Output every entry exactly as written, but omit the pictures.

======== EXERCISE INPUT

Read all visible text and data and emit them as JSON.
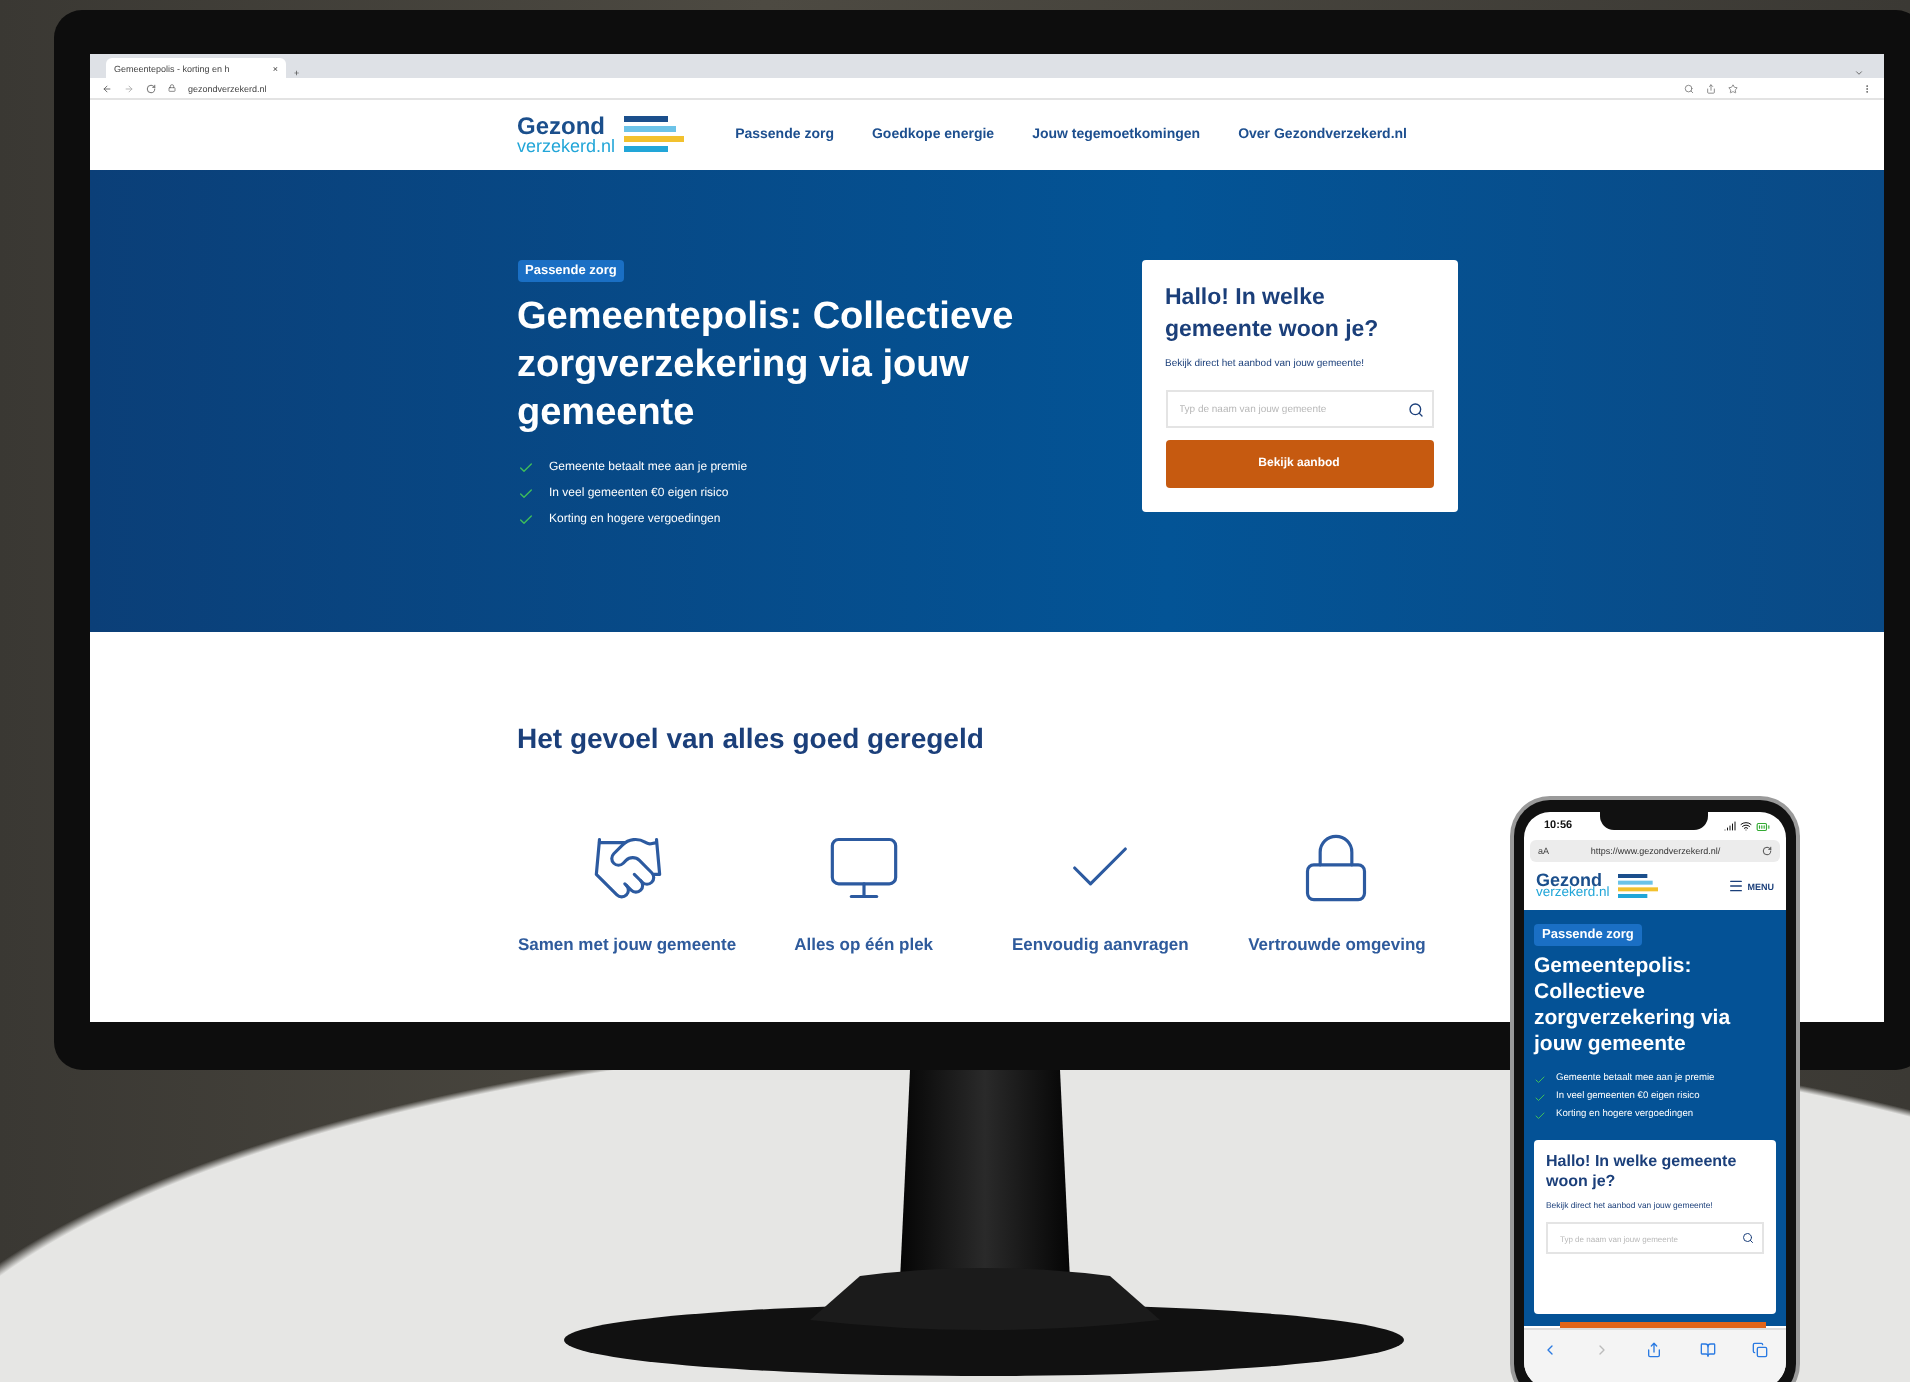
{
  "browser": {
    "tab_title": "Gemeentepolis - korting en h",
    "tab_close": "×",
    "new_tab": "+",
    "address": "gezondverzekerd.nl"
  },
  "site": {
    "logo": {
      "line_1": "Gezond",
      "line_2": "verzekerd.nl"
    },
    "nav": [
      "Passende zorg",
      "Goedkope energie",
      "Jouw tegemoetkomingen",
      "Over Gezondverzekerd.nl"
    ],
    "hero": {
      "tag": "Passende zorg",
      "title": "Gemeentepolis: Collectieve zorgverzekering via jouw gemeente",
      "checks": [
        "Gemeente betaalt mee aan je premie",
        "In veel gemeenten €0 eigen risico",
        "Korting en hogere vergoedingen"
      ]
    },
    "card": {
      "title": "Hallo! In welke gemeente woon je?",
      "subtitle": "Bekijk direct het aanbod van jouw gemeente!",
      "placeholder": "Typ de naam van jouw gemeente",
      "button": "Bekijk aanbod"
    },
    "features": {
      "title": "Het gevoel van alles goed geregeld",
      "items": [
        {
          "kind": "handshake",
          "label": "Samen met jouw gemeente"
        },
        {
          "kind": "monitor",
          "label": "Alles op één plek"
        },
        {
          "kind": "check",
          "label": "Eenvoudig aanvragen"
        },
        {
          "kind": "lock",
          "label": "Vertrouwde omgeving"
        }
      ]
    }
  },
  "phone": {
    "time": "10:56",
    "text_size": "aA",
    "address": "https://www.gezondverzekerd.nl/",
    "menu": "MENU",
    "logo": {
      "line_1": "Gezond",
      "line_2": "verzekerd.nl"
    },
    "hero": {
      "tag": "Passende zorg",
      "title": "Gemeentepolis: Collectieve zorgverzekering via jouw gemeente",
      "checks": [
        "Gemeente betaalt mee aan je premie",
        "In veel gemeenten €0 eigen risico",
        "Korting en hogere vergoedingen"
      ]
    },
    "card": {
      "title": "Hallo! In welke gemeente woon je?",
      "subtitle": "Bekijk direct het aanbod van jouw gemeente!",
      "placeholder": "Typ de naam van jouw gemeente"
    }
  }
}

================

• SOLUTION TO THE EXERCISE:
Read all visible text and data and emit them as JSON.
{
  "browser": {
    "tab_title": "Gemeentepolis - korting en h",
    "tab_close": "×",
    "new_tab": "+",
    "address": "gezondverzekerd.nl"
  },
  "site": {
    "logo": {
      "line_1": "Gezond",
      "line_2": "verzekerd.nl"
    },
    "nav": [
      "Passende zorg",
      "Goedkope energie",
      "Jouw tegemoetkomingen",
      "Over Gezondverzekerd.nl"
    ],
    "hero": {
      "tag": "Passende zorg",
      "title": "Gemeentepolis: Collectieve zorgverzekering via jouw gemeente",
      "checks": [
        "Gemeente betaalt mee aan je premie",
        "In veel gemeenten €0 eigen risico",
        "Korting en hogere vergoedingen"
      ]
    },
    "card": {
      "title": "Hallo! In welke gemeente woon je?",
      "subtitle": "Bekijk direct het aanbod van jouw gemeente!",
      "placeholder": "Typ de naam van jouw gemeente",
      "button": "Bekijk aanbod"
    },
    "features": {
      "title": "Het gevoel van alles goed geregeld",
      "items": [
        {
          "kind": "handshake",
          "label": "Samen met jouw gemeente"
        },
        {
          "kind": "monitor",
          "label": "Alles op één plek"
        },
        {
          "kind": "check",
          "label": "Eenvoudig aanvragen"
        },
        {
          "kind": "lock",
          "label": "Vertrouwde omgeving"
        }
      ]
    }
  },
  "phone": {
    "time": "10:56",
    "text_size": "aA",
    "address": "https://www.gezondverzekerd.nl/",
    "menu": "MENU",
    "logo": {
      "line_1": "Gezond",
      "line_2": "verzekerd.nl"
    },
    "hero": {
      "tag": "Passende zorg",
      "title": "Gemeentepolis: Collectieve zorgverzekering via jouw gemeente",
      "checks": [
        "Gemeente betaalt mee aan je premie",
        "In veel gemeenten €0 eigen risico",
        "Korting en hogere vergoedingen"
      ]
    },
    "card": {
      "title": "Hallo! In welke gemeente woon je?",
      "subtitle": "Bekijk direct het aanbod van jouw gemeente!",
      "placeholder": "Typ de naam van jouw gemeente"
    }
  }
}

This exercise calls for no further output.